-- Task goal --
Scan the data for "time" and copy the lines it appears in.

-- Collected data entries --
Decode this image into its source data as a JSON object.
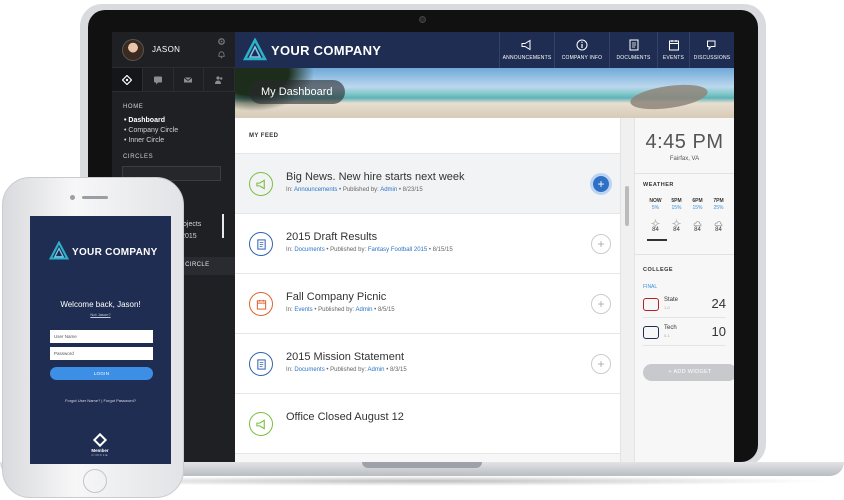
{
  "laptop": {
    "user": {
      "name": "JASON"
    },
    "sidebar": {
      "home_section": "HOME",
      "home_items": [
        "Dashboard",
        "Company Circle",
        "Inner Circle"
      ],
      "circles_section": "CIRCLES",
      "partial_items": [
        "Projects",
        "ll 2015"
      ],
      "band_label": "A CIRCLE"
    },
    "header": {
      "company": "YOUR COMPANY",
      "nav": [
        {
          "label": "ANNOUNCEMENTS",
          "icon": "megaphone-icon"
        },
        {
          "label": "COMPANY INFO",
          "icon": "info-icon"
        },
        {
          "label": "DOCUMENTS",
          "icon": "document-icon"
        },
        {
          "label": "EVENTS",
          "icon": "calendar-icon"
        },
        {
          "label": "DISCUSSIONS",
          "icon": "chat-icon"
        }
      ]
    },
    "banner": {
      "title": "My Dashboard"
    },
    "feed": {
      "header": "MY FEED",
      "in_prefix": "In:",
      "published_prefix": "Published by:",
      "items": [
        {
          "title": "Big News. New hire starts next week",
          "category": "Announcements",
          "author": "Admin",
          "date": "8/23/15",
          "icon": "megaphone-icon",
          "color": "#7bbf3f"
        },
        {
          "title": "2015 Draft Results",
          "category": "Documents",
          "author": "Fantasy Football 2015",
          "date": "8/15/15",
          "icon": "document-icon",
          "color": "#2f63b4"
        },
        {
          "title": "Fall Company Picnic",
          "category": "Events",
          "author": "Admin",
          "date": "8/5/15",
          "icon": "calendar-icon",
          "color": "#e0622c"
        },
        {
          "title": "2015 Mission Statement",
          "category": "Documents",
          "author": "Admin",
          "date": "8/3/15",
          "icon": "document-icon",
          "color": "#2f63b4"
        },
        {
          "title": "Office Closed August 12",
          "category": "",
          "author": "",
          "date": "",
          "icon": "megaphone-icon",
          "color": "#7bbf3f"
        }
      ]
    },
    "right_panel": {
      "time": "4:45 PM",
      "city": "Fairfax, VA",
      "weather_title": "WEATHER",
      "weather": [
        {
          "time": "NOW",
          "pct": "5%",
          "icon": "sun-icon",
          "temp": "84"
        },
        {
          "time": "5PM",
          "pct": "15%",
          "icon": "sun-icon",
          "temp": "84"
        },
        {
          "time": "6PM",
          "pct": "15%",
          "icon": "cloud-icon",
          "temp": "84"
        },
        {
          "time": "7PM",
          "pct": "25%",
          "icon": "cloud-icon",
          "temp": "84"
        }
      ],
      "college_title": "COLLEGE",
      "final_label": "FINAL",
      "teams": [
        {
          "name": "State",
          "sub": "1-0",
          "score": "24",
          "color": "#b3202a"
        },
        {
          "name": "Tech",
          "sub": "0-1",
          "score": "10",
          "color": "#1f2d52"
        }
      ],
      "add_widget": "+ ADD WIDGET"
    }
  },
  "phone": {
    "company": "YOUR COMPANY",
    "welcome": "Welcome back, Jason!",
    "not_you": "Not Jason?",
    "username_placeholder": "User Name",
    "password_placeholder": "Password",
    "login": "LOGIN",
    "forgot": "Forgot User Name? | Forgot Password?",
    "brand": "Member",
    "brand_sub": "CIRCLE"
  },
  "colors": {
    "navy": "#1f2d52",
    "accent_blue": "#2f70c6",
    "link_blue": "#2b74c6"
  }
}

-- Solution to this exercise --
      "time": "4:45 PM",
          "time": "NOW",
          "time": "5PM",
          "time": "6PM",
          "time": "7PM",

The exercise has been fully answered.